§ Work instructions: Please transcribe the data that follows without the pictures, keeping every word the same.

§ Supplied material:
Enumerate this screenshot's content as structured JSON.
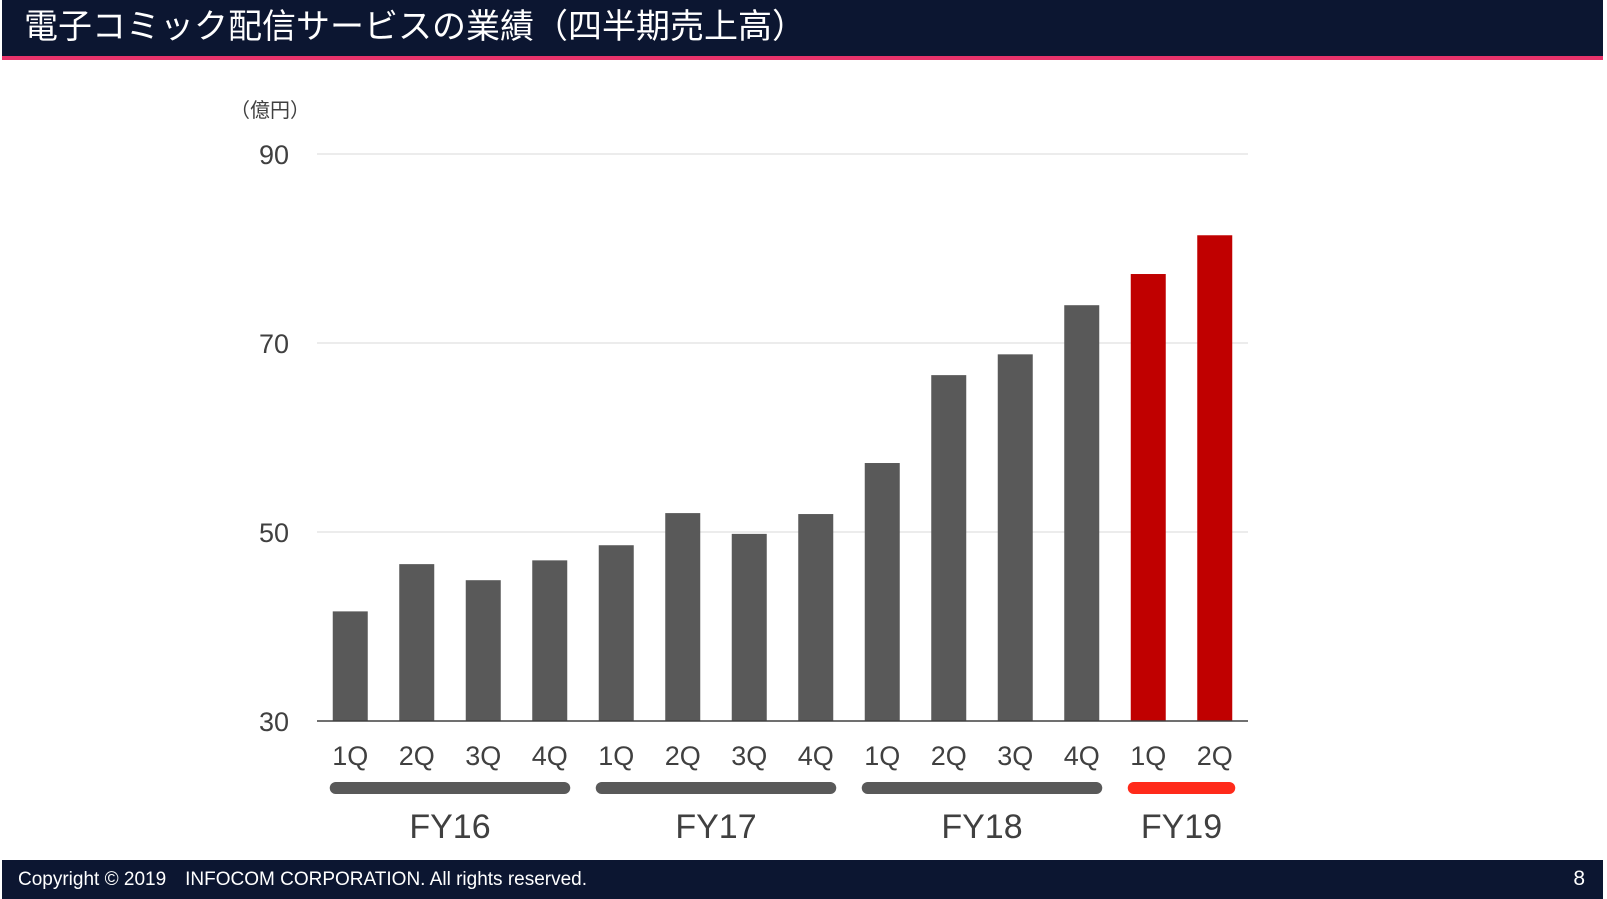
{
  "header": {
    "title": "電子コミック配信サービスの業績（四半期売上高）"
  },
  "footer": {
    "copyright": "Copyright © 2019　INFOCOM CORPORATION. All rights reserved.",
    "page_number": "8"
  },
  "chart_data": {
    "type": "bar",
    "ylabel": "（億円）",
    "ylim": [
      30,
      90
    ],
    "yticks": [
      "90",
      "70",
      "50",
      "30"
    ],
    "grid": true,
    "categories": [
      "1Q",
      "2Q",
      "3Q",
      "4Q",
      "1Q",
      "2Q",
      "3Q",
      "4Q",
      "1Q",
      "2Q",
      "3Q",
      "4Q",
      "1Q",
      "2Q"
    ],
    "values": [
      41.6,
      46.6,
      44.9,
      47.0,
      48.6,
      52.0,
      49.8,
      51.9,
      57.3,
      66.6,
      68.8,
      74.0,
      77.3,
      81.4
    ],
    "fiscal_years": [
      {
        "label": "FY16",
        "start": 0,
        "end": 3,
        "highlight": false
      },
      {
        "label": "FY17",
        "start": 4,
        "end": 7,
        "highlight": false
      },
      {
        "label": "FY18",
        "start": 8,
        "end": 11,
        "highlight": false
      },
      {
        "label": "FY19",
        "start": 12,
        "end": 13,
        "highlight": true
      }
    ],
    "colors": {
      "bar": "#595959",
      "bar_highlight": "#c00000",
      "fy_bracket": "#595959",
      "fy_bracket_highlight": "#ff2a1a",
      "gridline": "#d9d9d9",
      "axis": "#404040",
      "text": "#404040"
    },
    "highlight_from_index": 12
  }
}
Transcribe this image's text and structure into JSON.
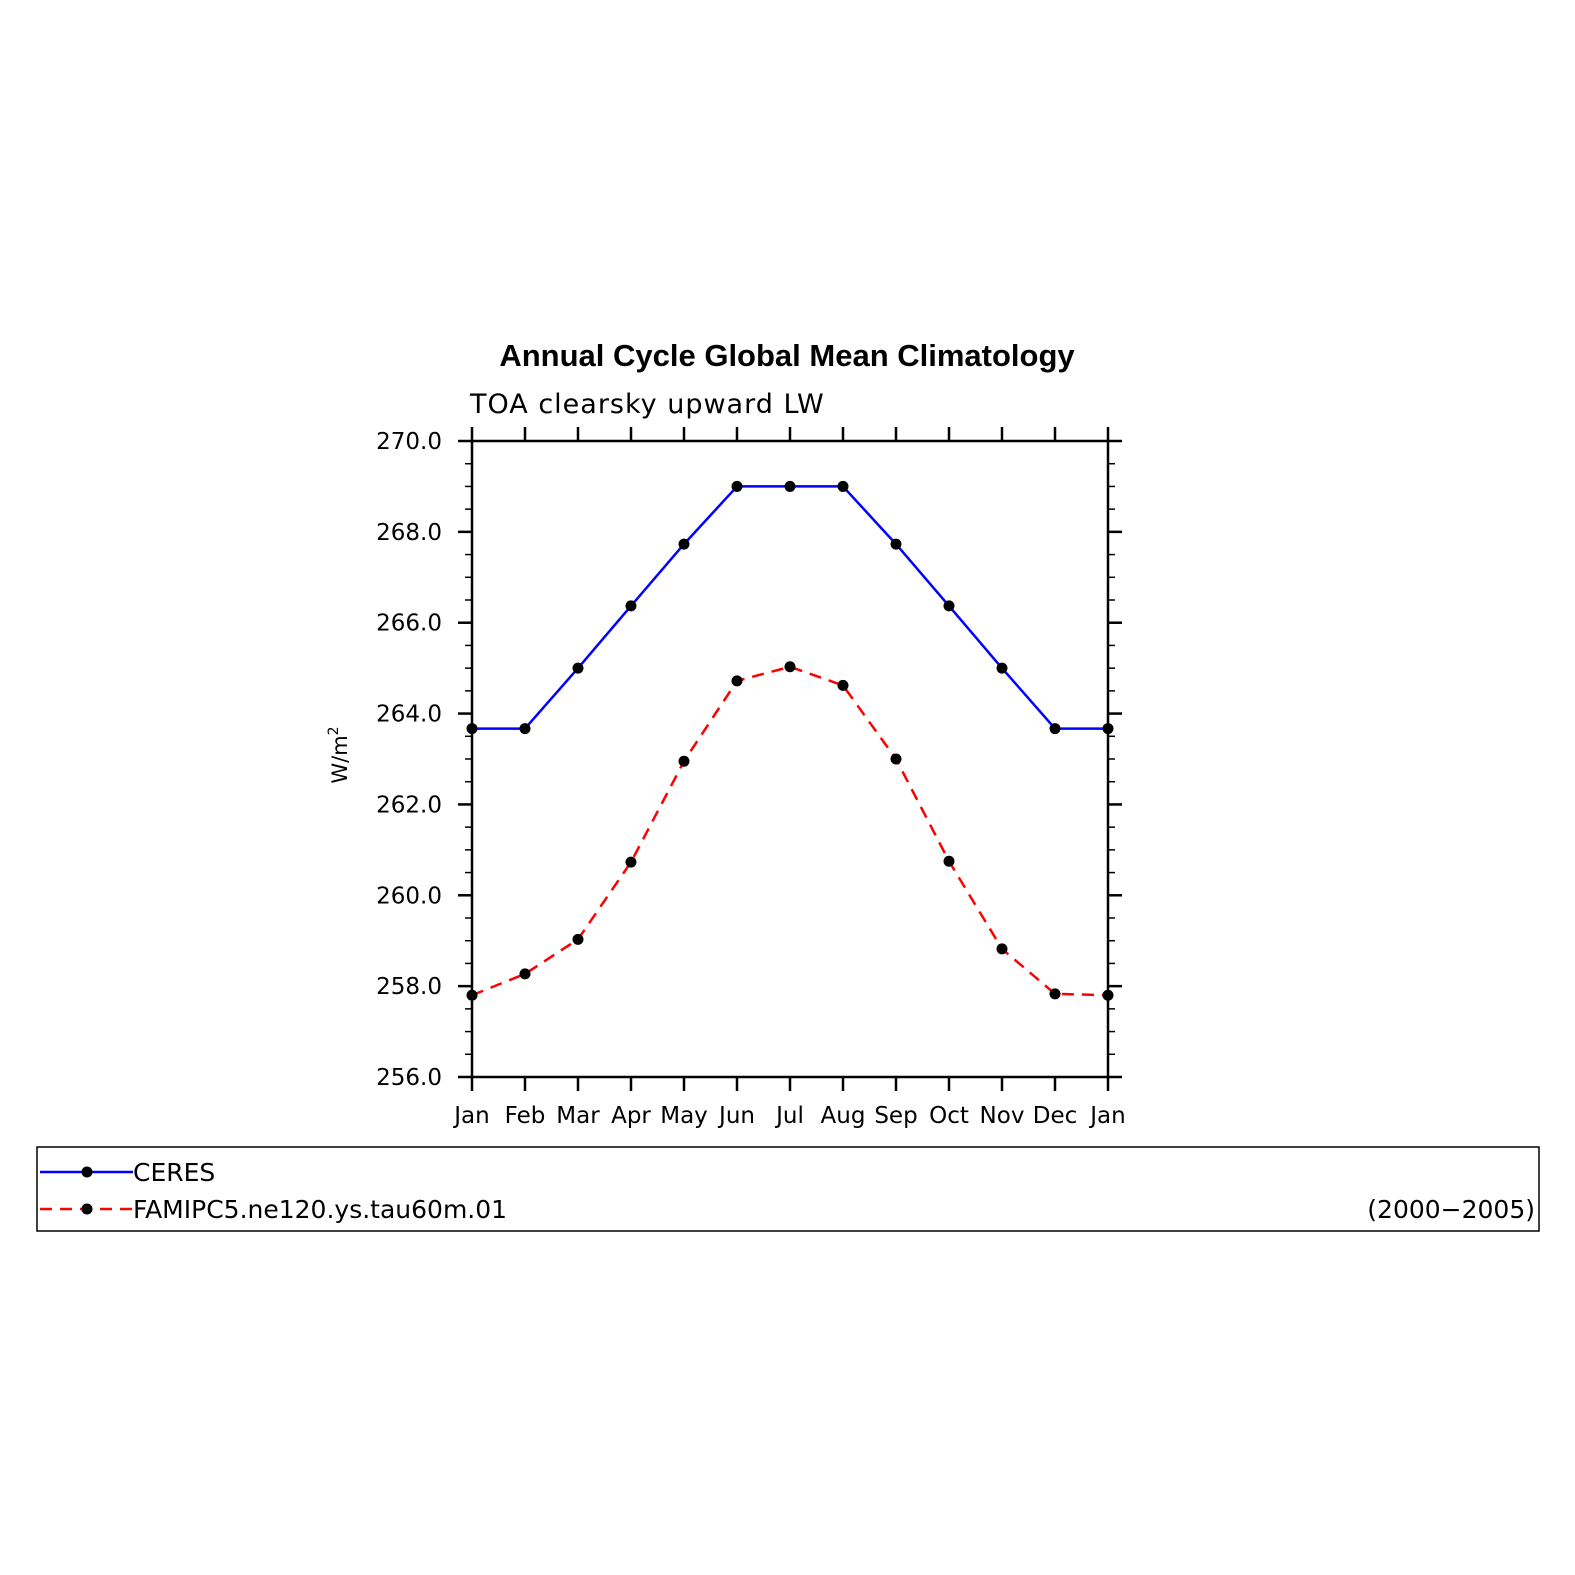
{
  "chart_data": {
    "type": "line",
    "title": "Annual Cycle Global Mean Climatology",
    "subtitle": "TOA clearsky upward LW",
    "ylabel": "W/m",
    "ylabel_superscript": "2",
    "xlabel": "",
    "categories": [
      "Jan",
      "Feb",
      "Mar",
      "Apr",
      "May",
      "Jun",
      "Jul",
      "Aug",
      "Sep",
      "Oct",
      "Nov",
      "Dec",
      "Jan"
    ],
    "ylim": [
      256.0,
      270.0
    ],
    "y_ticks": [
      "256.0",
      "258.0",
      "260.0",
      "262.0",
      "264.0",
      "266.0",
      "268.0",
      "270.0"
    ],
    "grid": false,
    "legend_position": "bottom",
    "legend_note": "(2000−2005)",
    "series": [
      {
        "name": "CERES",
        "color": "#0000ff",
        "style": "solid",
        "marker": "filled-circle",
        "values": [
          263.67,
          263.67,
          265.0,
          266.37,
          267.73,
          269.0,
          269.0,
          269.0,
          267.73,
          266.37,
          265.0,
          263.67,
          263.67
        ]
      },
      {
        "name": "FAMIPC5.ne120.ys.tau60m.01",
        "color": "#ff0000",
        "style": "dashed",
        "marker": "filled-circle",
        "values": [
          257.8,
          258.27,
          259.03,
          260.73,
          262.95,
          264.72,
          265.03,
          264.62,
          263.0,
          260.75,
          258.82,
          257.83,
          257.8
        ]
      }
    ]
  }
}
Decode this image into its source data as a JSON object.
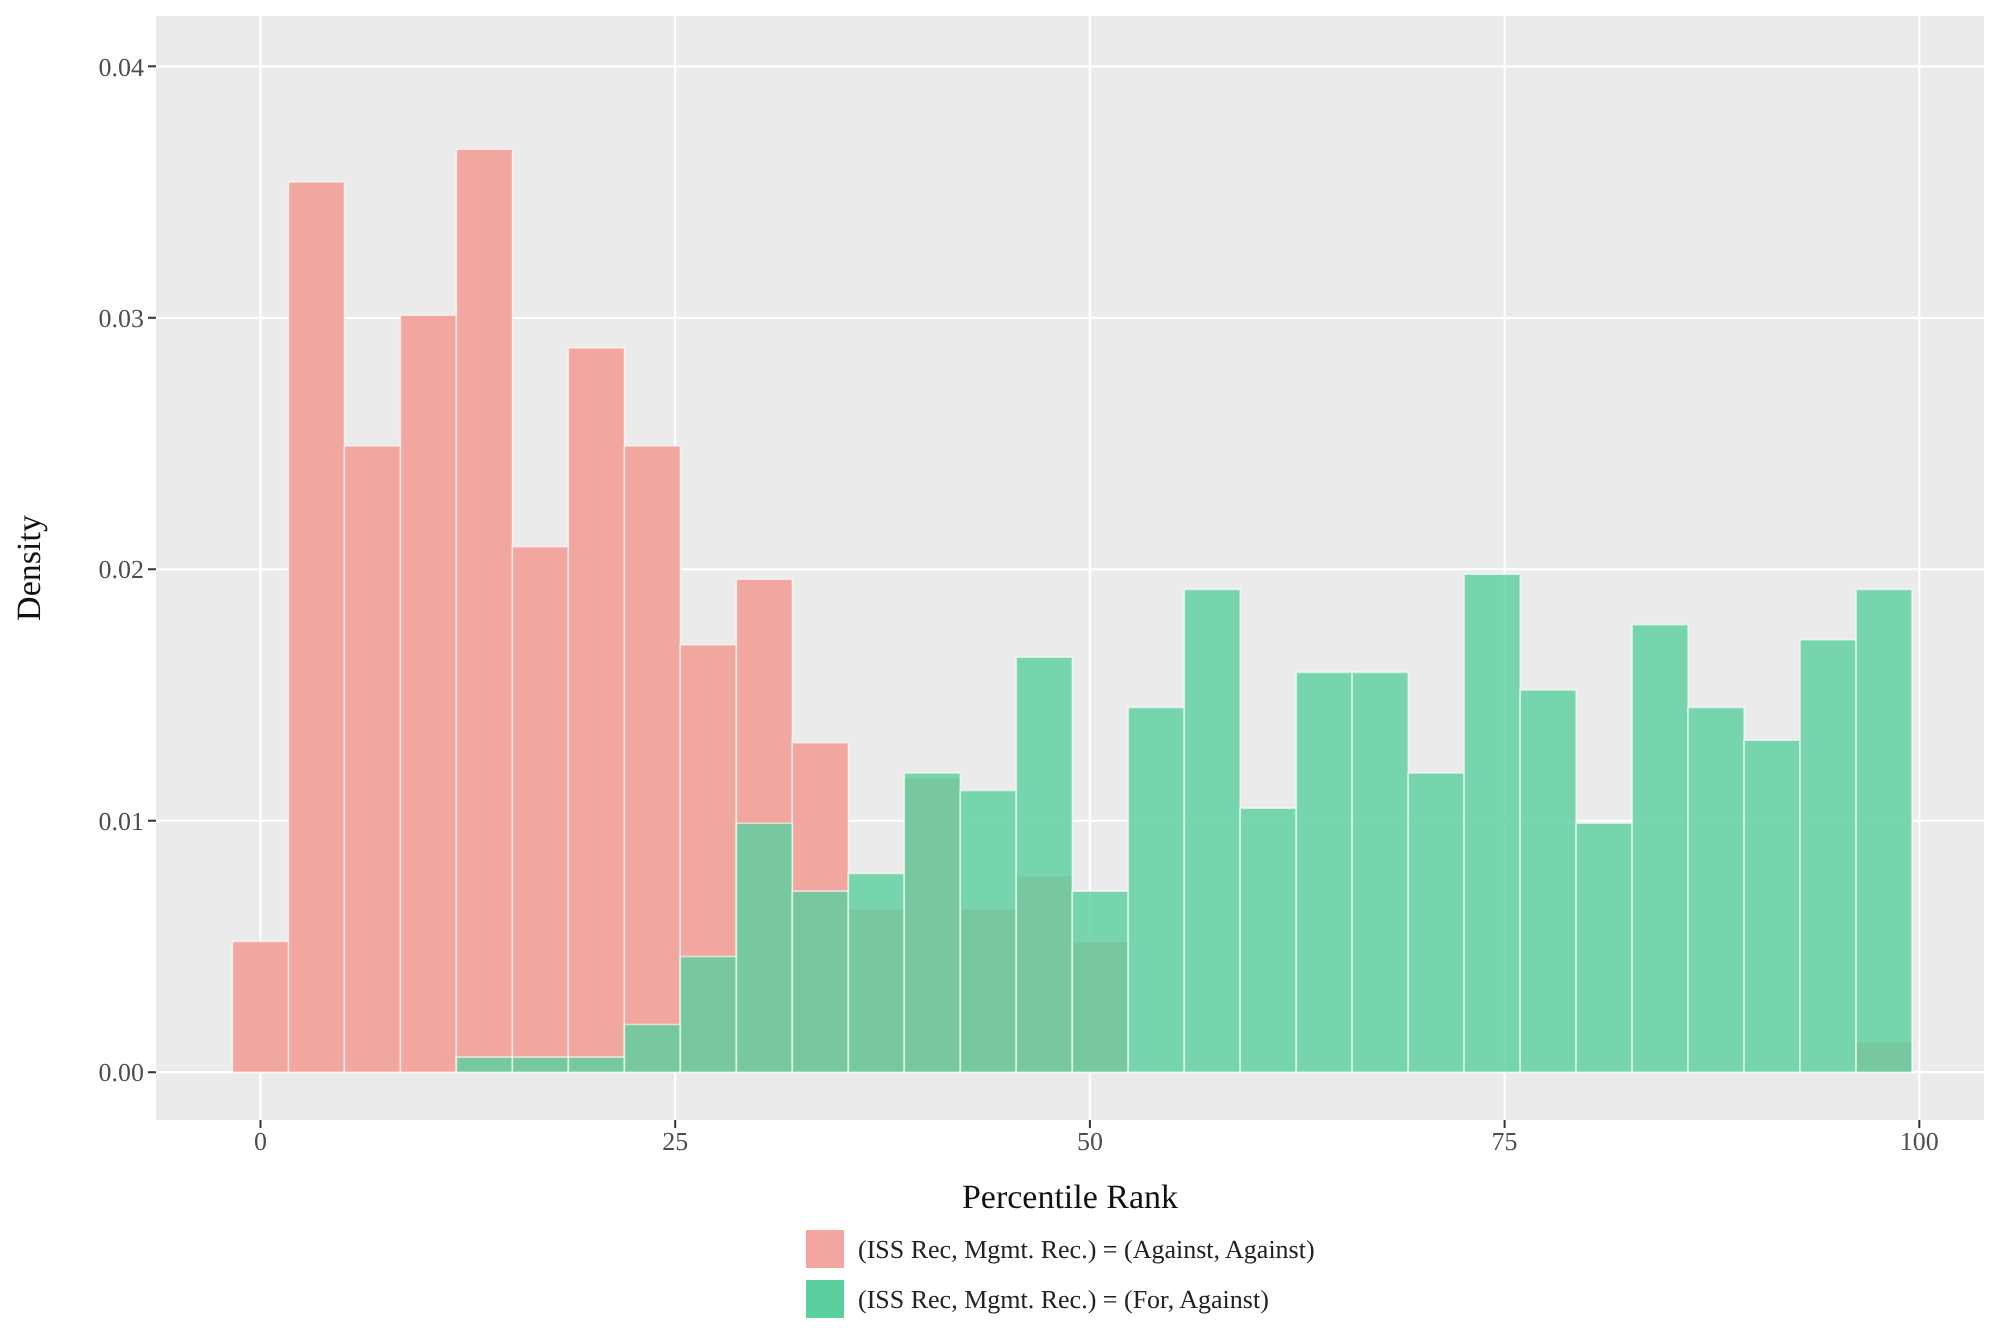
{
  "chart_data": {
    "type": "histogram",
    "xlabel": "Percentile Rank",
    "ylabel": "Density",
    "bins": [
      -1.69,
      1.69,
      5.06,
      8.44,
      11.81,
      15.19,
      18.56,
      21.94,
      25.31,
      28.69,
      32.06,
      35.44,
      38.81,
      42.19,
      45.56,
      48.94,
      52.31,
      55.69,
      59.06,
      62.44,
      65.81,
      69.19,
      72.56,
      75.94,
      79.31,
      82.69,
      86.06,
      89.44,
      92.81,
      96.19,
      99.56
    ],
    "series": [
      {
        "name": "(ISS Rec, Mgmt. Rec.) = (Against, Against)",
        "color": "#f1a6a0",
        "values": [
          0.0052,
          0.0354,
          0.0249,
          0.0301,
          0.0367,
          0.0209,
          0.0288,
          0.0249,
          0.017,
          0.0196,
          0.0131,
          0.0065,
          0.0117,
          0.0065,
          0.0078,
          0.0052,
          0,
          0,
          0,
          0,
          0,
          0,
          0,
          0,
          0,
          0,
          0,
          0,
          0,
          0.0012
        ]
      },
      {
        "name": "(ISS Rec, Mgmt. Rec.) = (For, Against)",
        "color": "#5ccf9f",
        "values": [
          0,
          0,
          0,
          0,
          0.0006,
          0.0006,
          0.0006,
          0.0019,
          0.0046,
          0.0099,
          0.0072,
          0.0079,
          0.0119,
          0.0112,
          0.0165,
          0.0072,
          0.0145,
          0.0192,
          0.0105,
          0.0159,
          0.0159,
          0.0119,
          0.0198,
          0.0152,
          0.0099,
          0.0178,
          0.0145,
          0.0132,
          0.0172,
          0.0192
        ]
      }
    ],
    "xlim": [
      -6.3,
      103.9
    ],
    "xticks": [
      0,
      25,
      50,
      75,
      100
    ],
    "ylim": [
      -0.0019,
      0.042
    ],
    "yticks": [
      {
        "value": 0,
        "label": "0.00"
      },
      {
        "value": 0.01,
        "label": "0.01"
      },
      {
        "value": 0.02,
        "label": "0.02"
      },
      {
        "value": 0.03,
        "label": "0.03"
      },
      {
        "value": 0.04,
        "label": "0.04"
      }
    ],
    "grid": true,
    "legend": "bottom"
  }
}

§ Solution:
Enumerate this screenshot's content as structured JSON.
{
  "header": {
    "title": "電子コミック配信サービスの業績（四半期売上高）"
  },
  "footer": {
    "copyright": "Copyright © 2019　INFOCOM CORPORATION. All rights reserved.",
    "page_number": "8"
  },
  "chart_data": {
    "type": "bar",
    "ylabel": "（億円）",
    "ylim": [
      30,
      90
    ],
    "yticks": [
      "90",
      "70",
      "50",
      "30"
    ],
    "grid": true,
    "categories": [
      "1Q",
      "2Q",
      "3Q",
      "4Q",
      "1Q",
      "2Q",
      "3Q",
      "4Q",
      "1Q",
      "2Q",
      "3Q",
      "4Q",
      "1Q",
      "2Q"
    ],
    "values": [
      41.6,
      46.6,
      44.9,
      47.0,
      48.6,
      52.0,
      49.8,
      51.9,
      57.3,
      66.6,
      68.8,
      74.0,
      77.3,
      81.4
    ],
    "fiscal_years": [
      {
        "label": "FY16",
        "start": 0,
        "end": 3,
        "highlight": false
      },
      {
        "label": "FY17",
        "start": 4,
        "end": 7,
        "highlight": false
      },
      {
        "label": "FY18",
        "start": 8,
        "end": 11,
        "highlight": false
      },
      {
        "label": "FY19",
        "start": 12,
        "end": 13,
        "highlight": true
      }
    ],
    "colors": {
      "bar": "#595959",
      "bar_highlight": "#c00000",
      "fy_bracket": "#595959",
      "fy_bracket_highlight": "#ff2a1a",
      "gridline": "#d9d9d9",
      "axis": "#404040",
      "text": "#404040"
    },
    "highlight_from_index": 12
  }
}
Transcribe this image's text and structure into JSON.
{
  "chart_data": {
    "type": "line",
    "title": "Annual Cycle Global Mean Climatology",
    "subtitle": "TOA clearsky upward LW",
    "ylabel": "W/m",
    "ylabel_superscript": "2",
    "xlabel": "",
    "categories": [
      "Jan",
      "Feb",
      "Mar",
      "Apr",
      "May",
      "Jun",
      "Jul",
      "Aug",
      "Sep",
      "Oct",
      "Nov",
      "Dec",
      "Jan"
    ],
    "ylim": [
      256.0,
      270.0
    ],
    "y_ticks": [
      "256.0",
      "258.0",
      "260.0",
      "262.0",
      "264.0",
      "266.0",
      "268.0",
      "270.0"
    ],
    "grid": false,
    "legend_position": "bottom",
    "legend_note": "(2000−2005)",
    "series": [
      {
        "name": "CERES",
        "color": "#0000ff",
        "style": "solid",
        "marker": "filled-circle",
        "values": [
          263.67,
          263.67,
          265.0,
          266.37,
          267.73,
          269.0,
          269.0,
          269.0,
          267.73,
          266.37,
          265.0,
          263.67,
          263.67
        ]
      },
      {
        "name": "FAMIPC5.ne120.ys.tau60m.01",
        "color": "#ff0000",
        "style": "dashed",
        "marker": "filled-circle",
        "values": [
          257.8,
          258.27,
          259.03,
          260.73,
          262.95,
          264.72,
          265.03,
          264.62,
          263.0,
          260.75,
          258.82,
          257.83,
          257.8
        ]
      }
    ]
  }
}
Decode this image into its source data as a JSON object.
{
  "chart_data": {
    "type": "histogram",
    "xlabel": "Percentile Rank",
    "ylabel": "Density",
    "bins": [
      -1.69,
      1.69,
      5.06,
      8.44,
      11.81,
      15.19,
      18.56,
      21.94,
      25.31,
      28.69,
      32.06,
      35.44,
      38.81,
      42.19,
      45.56,
      48.94,
      52.31,
      55.69,
      59.06,
      62.44,
      65.81,
      69.19,
      72.56,
      75.94,
      79.31,
      82.69,
      86.06,
      89.44,
      92.81,
      96.19,
      99.56
    ],
    "series": [
      {
        "name": "(ISS Rec, Mgmt. Rec.) = (Against, Against)",
        "color": "#f1a6a0",
        "values": [
          0.0052,
          0.0354,
          0.0249,
          0.0301,
          0.0367,
          0.0209,
          0.0288,
          0.0249,
          0.017,
          0.0196,
          0.0131,
          0.0065,
          0.0117,
          0.0065,
          0.0078,
          0.0052,
          0,
          0,
          0,
          0,
          0,
          0,
          0,
          0,
          0,
          0,
          0,
          0,
          0,
          0.0012
        ]
      },
      {
        "name": "(ISS Rec, Mgmt. Rec.) = (For, Against)",
        "color": "#5ccf9f",
        "values": [
          0,
          0,
          0,
          0,
          0.0006,
          0.0006,
          0.0006,
          0.0019,
          0.0046,
          0.0099,
          0.0072,
          0.0079,
          0.0119,
          0.0112,
          0.0165,
          0.0072,
          0.0145,
          0.0192,
          0.0105,
          0.0159,
          0.0159,
          0.0119,
          0.0198,
          0.0152,
          0.0099,
          0.0178,
          0.0145,
          0.0132,
          0.0172,
          0.0192
        ]
      }
    ],
    "xlim": [
      -6.3,
      103.9
    ],
    "xticks": [
      0,
      25,
      50,
      75,
      100
    ],
    "ylim": [
      -0.0019,
      0.042
    ],
    "yticks": [
      {
        "value": 0,
        "label": "0.00"
      },
      {
        "value": 0.01,
        "label": "0.01"
      },
      {
        "value": 0.02,
        "label": "0.02"
      },
      {
        "value": 0.03,
        "label": "0.03"
      },
      {
        "value": 0.04,
        "label": "0.04"
      }
    ],
    "grid": true,
    "legend": "bottom"
  }
}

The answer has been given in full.